__Exercise brief__:
Return the whole listing exactly as it stands.

- - - -

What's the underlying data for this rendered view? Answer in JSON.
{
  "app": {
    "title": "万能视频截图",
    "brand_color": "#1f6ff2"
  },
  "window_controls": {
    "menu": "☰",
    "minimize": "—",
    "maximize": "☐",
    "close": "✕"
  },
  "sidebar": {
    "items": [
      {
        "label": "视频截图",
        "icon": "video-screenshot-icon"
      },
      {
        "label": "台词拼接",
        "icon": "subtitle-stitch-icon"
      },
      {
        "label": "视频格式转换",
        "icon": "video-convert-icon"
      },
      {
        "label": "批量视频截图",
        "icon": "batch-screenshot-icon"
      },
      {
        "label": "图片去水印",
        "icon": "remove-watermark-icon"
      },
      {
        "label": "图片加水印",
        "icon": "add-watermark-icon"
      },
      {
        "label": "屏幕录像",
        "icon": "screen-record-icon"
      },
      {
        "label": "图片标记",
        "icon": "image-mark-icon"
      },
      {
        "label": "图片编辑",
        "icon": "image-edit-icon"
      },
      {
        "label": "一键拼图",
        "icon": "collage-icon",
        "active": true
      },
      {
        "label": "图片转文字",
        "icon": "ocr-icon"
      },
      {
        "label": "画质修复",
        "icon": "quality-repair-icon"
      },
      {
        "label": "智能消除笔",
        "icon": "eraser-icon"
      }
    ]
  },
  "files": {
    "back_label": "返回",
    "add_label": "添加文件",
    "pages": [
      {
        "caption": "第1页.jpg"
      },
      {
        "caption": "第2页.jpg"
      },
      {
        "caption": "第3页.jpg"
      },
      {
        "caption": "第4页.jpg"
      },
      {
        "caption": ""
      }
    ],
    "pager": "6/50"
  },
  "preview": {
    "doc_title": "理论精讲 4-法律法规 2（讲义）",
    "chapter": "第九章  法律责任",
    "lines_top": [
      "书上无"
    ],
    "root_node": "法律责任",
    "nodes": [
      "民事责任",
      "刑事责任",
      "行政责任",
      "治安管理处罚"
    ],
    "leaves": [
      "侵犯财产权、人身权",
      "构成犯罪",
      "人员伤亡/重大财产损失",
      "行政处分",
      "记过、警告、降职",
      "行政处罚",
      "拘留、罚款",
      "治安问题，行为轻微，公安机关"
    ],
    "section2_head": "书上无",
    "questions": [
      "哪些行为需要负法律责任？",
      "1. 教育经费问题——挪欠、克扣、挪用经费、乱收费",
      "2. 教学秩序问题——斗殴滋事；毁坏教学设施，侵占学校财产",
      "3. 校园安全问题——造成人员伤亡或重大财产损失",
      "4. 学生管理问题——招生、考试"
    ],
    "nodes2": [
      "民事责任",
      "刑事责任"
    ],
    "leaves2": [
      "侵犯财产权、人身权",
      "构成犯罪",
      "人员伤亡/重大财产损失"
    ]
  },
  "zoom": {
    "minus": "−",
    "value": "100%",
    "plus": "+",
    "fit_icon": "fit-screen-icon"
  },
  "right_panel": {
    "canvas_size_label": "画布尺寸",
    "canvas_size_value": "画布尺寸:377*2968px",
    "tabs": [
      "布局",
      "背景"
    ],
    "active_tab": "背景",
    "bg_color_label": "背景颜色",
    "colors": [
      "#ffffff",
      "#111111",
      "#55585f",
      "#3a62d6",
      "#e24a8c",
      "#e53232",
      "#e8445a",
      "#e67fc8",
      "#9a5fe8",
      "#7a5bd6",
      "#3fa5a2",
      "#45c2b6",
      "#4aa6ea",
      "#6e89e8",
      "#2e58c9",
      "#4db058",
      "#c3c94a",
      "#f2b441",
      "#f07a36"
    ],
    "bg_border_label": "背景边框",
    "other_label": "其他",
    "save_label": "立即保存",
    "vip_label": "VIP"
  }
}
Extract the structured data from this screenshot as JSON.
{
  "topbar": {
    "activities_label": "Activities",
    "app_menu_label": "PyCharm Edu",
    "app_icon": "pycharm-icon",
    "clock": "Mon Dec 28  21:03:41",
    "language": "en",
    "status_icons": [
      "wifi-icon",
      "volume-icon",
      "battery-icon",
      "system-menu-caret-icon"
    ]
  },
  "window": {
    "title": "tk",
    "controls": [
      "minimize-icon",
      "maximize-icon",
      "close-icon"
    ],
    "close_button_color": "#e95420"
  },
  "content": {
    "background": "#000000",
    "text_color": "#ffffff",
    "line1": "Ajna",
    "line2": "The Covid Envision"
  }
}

- - - -

__Output of the task__:
What's the underlying data for this rendered view? Answer in JSON.
{
  "app": {
    "title": "万能视频截图",
    "brand_color": "#1f6ff2"
  },
  "window_controls": {
    "menu": "☰",
    "minimize": "—",
    "maximize": "☐",
    "close": "✕"
  },
  "sidebar": {
    "items": [
      {
        "label": "视频截图",
        "icon": "video-screenshot-icon"
      },
      {
        "label": "台词拼接",
        "icon": "subtitle-stitch-icon"
      },
      {
        "label": "视频格式转换",
        "icon": "video-convert-icon"
      },
      {
        "label": "批量视频截图",
        "icon": "batch-screenshot-icon"
      },
      {
        "label": "图片去水印",
        "icon": "remove-watermark-icon"
      },
      {
        "label": "图片加水印",
        "icon": "add-watermark-icon"
      },
      {
        "label": "屏幕录像",
        "icon": "screen-record-icon"
      },
      {
        "label": "图片标记",
        "icon": "image-mark-icon"
      },
      {
        "label": "图片编辑",
        "icon": "image-edit-icon"
      },
      {
        "label": "一键拼图",
        "icon": "collage-icon",
        "active": true
      },
      {
        "label": "图片转文字",
        "icon": "ocr-icon"
      },
      {
        "label": "画质修复",
        "icon": "quality-repair-icon"
      },
      {
        "label": "智能消除笔",
        "icon": "eraser-icon"
      }
    ]
  },
  "files": {
    "back_label": "返回",
    "add_label": "添加文件",
    "pages": [
      {
        "caption": "第1页.jpg"
      },
      {
        "caption": "第2页.jpg"
      },
      {
        "caption": "第3页.jpg"
      },
      {
        "caption": "第4页.jpg"
      },
      {
        "caption": ""
      }
    ],
    "pager": "6/50"
  },
  "preview": {
    "doc_title": "理论精讲 4-法律法规 2（讲义）",
    "chapter": "第九章  法律责任",
    "lines_top": [
      "书上无"
    ],
    "root_node": "法律责任",
    "nodes": [
      "民事责任",
      "刑事责任",
      "行政责任",
      "治安管理处罚"
    ],
    "leaves": [
      "侵犯财产权、人身权",
      "构成犯罪",
      "人员伤亡/重大财产损失",
      "行政处分",
      "记过、警告、降职",
      "行政处罚",
      "拘留、罚款",
      "治安问题，行为轻微，公安机关"
    ],
    "section2_head": "书上无",
    "questions": [
      "哪些行为需要负法律责任？",
      "1. 教育经费问题——挪欠、克扣、挪用经费、乱收费",
      "2. 教学秩序问题——斗殴滋事；毁坏教学设施，侵占学校财产",
      "3. 校园安全问题——造成人员伤亡或重大财产损失",
      "4. 学生管理问题——招生、考试"
    ],
    "nodes2": [
      "民事责任",
      "刑事责任"
    ],
    "leaves2": [
      "侵犯财产权、人身权",
      "构成犯罪",
      "人员伤亡/重大财产损失"
    ]
  },
  "zoom": {
    "minus": "−",
    "value": "100%",
    "plus": "+",
    "fit_icon": "fit-screen-icon"
  },
  "right_panel": {
    "canvas_size_label": "画布尺寸",
    "canvas_size_value": "画布尺寸:377*2968px",
    "tabs": [
      "布局",
      "背景"
    ],
    "active_tab": "背景",
    "bg_color_label": "背景颜色",
    "colors": [
      "#ffffff",
      "#111111",
      "#55585f",
      "#3a62d6",
      "#e24a8c",
      "#e53232",
      "#e8445a",
      "#e67fc8",
      "#9a5fe8",
      "#7a5bd6",
      "#3fa5a2",
      "#45c2b6",
      "#4aa6ea",
      "#6e89e8",
      "#2e58c9",
      "#4db058",
      "#c3c94a",
      "#f2b441",
      "#f07a36"
    ],
    "bg_border_label": "背景边框",
    "other_label": "其他",
    "save_label": "立即保存",
    "vip_label": "VIP"
  }
}
Extract the structured data from this screenshot as JSON.
{
  "topbar": {
    "activities_label": "Activities",
    "app_menu_label": "PyCharm Edu",
    "app_icon": "pycharm-icon",
    "clock": "Mon Dec 28  21:03:41",
    "language": "en",
    "status_icons": [
      "wifi-icon",
      "volume-icon",
      "battery-icon",
      "system-menu-caret-icon"
    ]
  },
  "window": {
    "title": "tk",
    "controls": [
      "minimize-icon",
      "maximize-icon",
      "close-icon"
    ],
    "close_button_color": "#e95420"
  },
  "content": {
    "background": "#000000",
    "text_color": "#ffffff",
    "line1": "Ajna",
    "line2": "The Covid Envision"
  }
}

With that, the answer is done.